_Task to carry out_
Write out the whole of the material exactly.

_Extracted entries_
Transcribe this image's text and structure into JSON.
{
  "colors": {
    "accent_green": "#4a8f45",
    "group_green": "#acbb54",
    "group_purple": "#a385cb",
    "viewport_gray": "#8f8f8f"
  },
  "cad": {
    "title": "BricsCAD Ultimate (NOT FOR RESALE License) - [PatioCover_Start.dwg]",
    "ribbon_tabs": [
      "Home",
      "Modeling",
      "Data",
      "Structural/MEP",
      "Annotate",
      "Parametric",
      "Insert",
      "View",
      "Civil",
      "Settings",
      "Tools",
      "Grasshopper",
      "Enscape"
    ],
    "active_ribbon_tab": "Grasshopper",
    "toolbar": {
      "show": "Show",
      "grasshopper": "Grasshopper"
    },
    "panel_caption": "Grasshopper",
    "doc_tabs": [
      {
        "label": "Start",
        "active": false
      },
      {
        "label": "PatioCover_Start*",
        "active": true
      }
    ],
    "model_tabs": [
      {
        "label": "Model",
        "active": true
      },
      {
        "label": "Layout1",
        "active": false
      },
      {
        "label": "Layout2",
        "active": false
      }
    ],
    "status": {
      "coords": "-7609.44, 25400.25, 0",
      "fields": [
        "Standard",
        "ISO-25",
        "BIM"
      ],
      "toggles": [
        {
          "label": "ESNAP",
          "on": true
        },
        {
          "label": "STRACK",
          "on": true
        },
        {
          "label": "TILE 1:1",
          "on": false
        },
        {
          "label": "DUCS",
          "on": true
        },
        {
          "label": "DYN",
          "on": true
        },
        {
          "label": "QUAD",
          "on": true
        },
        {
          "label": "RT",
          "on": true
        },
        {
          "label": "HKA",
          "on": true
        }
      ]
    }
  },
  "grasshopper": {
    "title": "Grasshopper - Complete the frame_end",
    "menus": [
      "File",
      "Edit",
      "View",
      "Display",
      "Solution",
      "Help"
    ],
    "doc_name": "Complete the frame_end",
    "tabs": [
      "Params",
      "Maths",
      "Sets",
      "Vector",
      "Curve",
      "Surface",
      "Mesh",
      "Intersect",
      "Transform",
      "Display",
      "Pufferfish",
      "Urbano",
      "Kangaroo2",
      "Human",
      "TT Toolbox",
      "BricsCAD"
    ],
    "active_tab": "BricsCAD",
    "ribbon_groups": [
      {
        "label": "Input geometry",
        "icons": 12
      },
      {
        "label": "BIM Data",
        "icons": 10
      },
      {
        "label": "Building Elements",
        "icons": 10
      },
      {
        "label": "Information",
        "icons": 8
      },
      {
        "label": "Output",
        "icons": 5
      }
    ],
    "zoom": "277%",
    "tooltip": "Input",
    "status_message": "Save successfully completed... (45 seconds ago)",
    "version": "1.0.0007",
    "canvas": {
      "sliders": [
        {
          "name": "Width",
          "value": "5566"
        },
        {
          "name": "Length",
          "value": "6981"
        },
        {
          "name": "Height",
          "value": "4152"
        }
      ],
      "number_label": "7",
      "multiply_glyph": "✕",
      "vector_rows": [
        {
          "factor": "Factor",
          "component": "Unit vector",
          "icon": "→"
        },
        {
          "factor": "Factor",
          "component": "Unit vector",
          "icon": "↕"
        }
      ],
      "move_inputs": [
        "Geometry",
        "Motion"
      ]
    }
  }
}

_Task result_
Transcribe this image's text and structure into JSON.
{
  "colors": {
    "accent_green": "#4a8f45",
    "group_green": "#acbb54",
    "group_purple": "#a385cb",
    "viewport_gray": "#8f8f8f"
  },
  "cad": {
    "title": "BricsCAD Ultimate (NOT FOR RESALE License) - [PatioCover_Start.dwg]",
    "ribbon_tabs": [
      "Home",
      "Modeling",
      "Data",
      "Structural/MEP",
      "Annotate",
      "Parametric",
      "Insert",
      "View",
      "Civil",
      "Settings",
      "Tools",
      "Grasshopper",
      "Enscape"
    ],
    "active_ribbon_tab": "Grasshopper",
    "toolbar": {
      "show": "Show",
      "grasshopper": "Grasshopper"
    },
    "panel_caption": "Grasshopper",
    "doc_tabs": [
      {
        "label": "Start",
        "active": false
      },
      {
        "label": "PatioCover_Start*",
        "active": true
      }
    ],
    "model_tabs": [
      {
        "label": "Model",
        "active": true
      },
      {
        "label": "Layout1",
        "active": false
      },
      {
        "label": "Layout2",
        "active": false
      }
    ],
    "status": {
      "coords": "-7609.44, 25400.25, 0",
      "fields": [
        "Standard",
        "ISO-25",
        "BIM"
      ],
      "toggles": [
        {
          "label": "ESNAP",
          "on": true
        },
        {
          "label": "STRACK",
          "on": true
        },
        {
          "label": "TILE 1:1",
          "on": false
        },
        {
          "label": "DUCS",
          "on": true
        },
        {
          "label": "DYN",
          "on": true
        },
        {
          "label": "QUAD",
          "on": true
        },
        {
          "label": "RT",
          "on": true
        },
        {
          "label": "HKA",
          "on": true
        }
      ]
    }
  },
  "grasshopper": {
    "title": "Grasshopper - Complete the frame_end",
    "menus": [
      "File",
      "Edit",
      "View",
      "Display",
      "Solution",
      "Help"
    ],
    "doc_name": "Complete the frame_end",
    "tabs": [
      "Params",
      "Maths",
      "Sets",
      "Vector",
      "Curve",
      "Surface",
      "Mesh",
      "Intersect",
      "Transform",
      "Display",
      "Pufferfish",
      "Urbano",
      "Kangaroo2",
      "Human",
      "TT Toolbox",
      "BricsCAD"
    ],
    "active_tab": "BricsCAD",
    "ribbon_groups": [
      {
        "label": "Input geometry",
        "icons": 12
      },
      {
        "label": "BIM Data",
        "icons": 10
      },
      {
        "label": "Building Elements",
        "icons": 10
      },
      {
        "label": "Information",
        "icons": 8
      },
      {
        "label": "Output",
        "icons": 5
      }
    ],
    "zoom": "277%",
    "tooltip": "Input",
    "status_message": "Save successfully completed... (45 seconds ago)",
    "version": "1.0.0007",
    "canvas": {
      "sliders": [
        {
          "name": "Width",
          "value": "5566"
        },
        {
          "name": "Length",
          "value": "6981"
        },
        {
          "name": "Height",
          "value": "4152"
        }
      ],
      "number_label": "7",
      "multiply_glyph": "✕",
      "vector_rows": [
        {
          "factor": "Factor",
          "component": "Unit vector",
          "icon": "→"
        },
        {
          "factor": "Factor",
          "component": "Unit vector",
          "icon": "↕"
        }
      ],
      "move_inputs": [
        "Geometry",
        "Motion"
      ]
    }
  }
}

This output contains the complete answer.